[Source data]
** Start **

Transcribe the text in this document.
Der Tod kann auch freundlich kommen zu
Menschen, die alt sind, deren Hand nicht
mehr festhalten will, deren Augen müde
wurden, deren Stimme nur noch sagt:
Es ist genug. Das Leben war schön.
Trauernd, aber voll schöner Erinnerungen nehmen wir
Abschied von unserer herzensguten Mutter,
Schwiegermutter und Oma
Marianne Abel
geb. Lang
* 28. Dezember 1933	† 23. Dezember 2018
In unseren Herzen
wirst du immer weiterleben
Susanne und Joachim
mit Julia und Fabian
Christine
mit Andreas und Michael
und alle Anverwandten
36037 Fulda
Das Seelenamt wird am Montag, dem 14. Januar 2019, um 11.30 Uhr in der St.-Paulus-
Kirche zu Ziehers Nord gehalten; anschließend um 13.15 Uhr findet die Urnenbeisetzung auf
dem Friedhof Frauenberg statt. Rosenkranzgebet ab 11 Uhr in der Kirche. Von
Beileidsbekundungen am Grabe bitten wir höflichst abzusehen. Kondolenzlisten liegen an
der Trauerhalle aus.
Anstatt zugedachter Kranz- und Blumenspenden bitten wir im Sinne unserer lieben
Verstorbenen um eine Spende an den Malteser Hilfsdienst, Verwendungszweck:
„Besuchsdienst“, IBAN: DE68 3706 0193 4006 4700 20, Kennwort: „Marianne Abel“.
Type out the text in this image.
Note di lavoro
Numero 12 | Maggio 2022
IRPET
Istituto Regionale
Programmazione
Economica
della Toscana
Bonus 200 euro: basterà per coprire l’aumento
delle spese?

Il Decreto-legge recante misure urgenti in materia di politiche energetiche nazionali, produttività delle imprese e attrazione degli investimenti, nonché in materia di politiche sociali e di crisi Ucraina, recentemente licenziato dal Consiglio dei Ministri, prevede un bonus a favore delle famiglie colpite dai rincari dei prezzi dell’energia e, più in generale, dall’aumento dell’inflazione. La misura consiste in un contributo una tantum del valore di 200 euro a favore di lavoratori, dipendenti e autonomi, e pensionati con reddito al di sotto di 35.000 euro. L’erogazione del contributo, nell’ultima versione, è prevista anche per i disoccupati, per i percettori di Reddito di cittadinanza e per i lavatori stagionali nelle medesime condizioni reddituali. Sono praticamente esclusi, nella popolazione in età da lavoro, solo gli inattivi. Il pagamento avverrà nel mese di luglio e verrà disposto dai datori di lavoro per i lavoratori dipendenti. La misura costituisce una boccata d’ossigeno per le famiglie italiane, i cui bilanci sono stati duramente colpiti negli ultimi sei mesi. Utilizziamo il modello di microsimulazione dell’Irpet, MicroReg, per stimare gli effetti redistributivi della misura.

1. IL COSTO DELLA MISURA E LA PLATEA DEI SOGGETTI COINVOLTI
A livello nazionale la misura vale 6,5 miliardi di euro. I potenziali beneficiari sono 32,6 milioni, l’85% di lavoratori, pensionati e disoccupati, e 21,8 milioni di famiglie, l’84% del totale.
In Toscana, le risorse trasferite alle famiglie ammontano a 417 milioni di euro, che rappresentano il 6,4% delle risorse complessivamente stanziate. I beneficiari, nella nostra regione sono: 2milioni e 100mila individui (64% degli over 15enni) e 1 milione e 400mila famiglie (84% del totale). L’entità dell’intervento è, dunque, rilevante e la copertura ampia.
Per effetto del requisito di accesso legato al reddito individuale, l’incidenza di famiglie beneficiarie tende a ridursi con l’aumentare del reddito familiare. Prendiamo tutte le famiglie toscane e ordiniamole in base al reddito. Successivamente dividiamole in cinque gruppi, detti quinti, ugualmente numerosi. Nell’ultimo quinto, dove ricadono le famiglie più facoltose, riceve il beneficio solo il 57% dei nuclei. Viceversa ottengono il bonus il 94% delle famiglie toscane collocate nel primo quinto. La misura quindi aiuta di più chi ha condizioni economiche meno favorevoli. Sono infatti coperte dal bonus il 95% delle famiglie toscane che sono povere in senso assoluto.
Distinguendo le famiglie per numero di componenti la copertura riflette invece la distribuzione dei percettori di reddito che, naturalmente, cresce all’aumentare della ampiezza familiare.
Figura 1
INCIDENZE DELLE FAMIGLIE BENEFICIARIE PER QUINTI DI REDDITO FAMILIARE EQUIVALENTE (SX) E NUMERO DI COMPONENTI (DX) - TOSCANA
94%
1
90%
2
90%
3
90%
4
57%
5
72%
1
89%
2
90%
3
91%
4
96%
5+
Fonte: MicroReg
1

** End **

◆ THE REQUEST ◆
Gather every line containing the word "Abel" and copy it.

◆ THE REPLY ◆
Marianne Abel
„Besuchsdienst“, IBAN: DE68 3706 0193 4006 4700 20, Kennwort: „Marianne Abel“.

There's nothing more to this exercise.